TASK
Find the lines with "ylabel" in them and copy them out.

PROVIDED DATA

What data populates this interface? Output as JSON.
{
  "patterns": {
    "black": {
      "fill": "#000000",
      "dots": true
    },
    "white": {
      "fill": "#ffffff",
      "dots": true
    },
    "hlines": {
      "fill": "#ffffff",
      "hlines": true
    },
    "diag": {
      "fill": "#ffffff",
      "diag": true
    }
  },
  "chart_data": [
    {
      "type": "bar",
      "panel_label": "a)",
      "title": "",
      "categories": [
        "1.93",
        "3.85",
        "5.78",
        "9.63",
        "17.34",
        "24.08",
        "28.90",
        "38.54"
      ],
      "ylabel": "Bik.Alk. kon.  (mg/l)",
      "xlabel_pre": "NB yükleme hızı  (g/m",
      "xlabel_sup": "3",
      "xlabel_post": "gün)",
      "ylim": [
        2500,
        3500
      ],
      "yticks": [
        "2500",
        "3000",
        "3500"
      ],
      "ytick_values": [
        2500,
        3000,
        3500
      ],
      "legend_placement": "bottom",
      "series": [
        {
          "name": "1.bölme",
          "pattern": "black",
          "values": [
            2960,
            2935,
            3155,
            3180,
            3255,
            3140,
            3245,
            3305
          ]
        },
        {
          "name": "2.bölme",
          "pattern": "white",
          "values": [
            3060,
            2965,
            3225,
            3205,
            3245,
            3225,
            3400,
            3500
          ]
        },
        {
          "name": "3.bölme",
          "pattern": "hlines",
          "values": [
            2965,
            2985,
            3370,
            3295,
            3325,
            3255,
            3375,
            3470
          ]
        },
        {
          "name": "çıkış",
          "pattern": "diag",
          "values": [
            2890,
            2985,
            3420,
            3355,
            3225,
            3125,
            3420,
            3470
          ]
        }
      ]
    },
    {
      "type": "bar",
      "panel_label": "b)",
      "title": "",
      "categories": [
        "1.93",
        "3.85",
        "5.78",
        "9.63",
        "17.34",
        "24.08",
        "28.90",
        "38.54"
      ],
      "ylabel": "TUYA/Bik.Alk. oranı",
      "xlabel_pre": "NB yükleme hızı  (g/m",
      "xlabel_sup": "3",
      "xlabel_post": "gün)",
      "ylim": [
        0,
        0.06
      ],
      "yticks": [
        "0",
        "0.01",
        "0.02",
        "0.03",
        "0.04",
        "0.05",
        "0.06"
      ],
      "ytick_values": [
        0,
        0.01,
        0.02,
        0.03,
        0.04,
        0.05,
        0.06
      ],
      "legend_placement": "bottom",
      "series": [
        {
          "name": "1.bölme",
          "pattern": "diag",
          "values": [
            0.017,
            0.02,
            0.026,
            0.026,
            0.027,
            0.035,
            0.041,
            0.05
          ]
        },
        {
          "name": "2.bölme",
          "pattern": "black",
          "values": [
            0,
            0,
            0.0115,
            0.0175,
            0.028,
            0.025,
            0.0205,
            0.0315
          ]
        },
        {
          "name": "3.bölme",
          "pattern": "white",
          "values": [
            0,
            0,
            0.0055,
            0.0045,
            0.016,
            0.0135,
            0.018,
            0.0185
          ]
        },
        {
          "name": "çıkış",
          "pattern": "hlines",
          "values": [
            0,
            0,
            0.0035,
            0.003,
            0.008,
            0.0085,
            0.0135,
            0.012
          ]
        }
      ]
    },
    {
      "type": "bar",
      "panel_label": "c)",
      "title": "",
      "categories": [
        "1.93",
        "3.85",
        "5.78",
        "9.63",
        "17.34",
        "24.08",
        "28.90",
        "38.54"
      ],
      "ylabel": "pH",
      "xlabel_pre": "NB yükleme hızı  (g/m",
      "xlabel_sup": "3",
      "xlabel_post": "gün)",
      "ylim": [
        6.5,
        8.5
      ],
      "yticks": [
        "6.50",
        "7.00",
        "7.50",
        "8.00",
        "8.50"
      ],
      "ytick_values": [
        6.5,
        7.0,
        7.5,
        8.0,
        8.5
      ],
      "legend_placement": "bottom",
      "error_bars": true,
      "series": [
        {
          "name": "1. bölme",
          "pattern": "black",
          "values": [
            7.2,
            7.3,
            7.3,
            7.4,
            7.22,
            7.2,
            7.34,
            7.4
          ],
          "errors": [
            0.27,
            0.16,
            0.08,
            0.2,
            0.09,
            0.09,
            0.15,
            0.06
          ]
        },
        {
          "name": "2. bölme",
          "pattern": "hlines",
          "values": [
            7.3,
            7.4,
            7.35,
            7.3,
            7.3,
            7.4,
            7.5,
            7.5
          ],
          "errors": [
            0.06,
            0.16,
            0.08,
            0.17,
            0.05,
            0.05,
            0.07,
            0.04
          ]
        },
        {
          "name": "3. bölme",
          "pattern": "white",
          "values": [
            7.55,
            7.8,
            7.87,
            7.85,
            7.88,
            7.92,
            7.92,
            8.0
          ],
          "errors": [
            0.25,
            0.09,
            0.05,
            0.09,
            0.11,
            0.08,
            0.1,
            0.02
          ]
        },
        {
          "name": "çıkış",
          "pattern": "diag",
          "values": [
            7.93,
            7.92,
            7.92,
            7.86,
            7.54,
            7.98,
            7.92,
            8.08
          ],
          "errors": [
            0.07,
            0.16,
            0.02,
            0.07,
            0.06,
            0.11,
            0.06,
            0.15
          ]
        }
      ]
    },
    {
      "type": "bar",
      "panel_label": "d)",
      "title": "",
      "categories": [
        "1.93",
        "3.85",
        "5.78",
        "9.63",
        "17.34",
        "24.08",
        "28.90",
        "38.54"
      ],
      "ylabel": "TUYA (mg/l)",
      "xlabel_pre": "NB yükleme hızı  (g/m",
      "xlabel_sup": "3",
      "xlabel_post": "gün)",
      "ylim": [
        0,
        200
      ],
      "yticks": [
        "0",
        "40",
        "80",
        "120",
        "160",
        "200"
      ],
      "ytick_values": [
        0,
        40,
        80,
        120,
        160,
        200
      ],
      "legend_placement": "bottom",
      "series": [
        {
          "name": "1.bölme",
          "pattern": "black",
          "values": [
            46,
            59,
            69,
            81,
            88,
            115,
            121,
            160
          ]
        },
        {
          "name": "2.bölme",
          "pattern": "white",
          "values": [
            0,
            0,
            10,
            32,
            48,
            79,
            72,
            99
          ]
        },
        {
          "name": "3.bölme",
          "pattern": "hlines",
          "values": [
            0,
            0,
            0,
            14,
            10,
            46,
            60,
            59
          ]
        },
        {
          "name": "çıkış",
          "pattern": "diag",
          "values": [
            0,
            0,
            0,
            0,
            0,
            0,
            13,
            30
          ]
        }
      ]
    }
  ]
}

ANSWER TO THIS PROBLEM
      "ylabel": "Bik.Alk. kon.  (mg/l)",
      "ylabel": "TUYA/Bik.Alk. oranı",
      "ylabel": "pH",
      "ylabel": "TUYA (mg/l)",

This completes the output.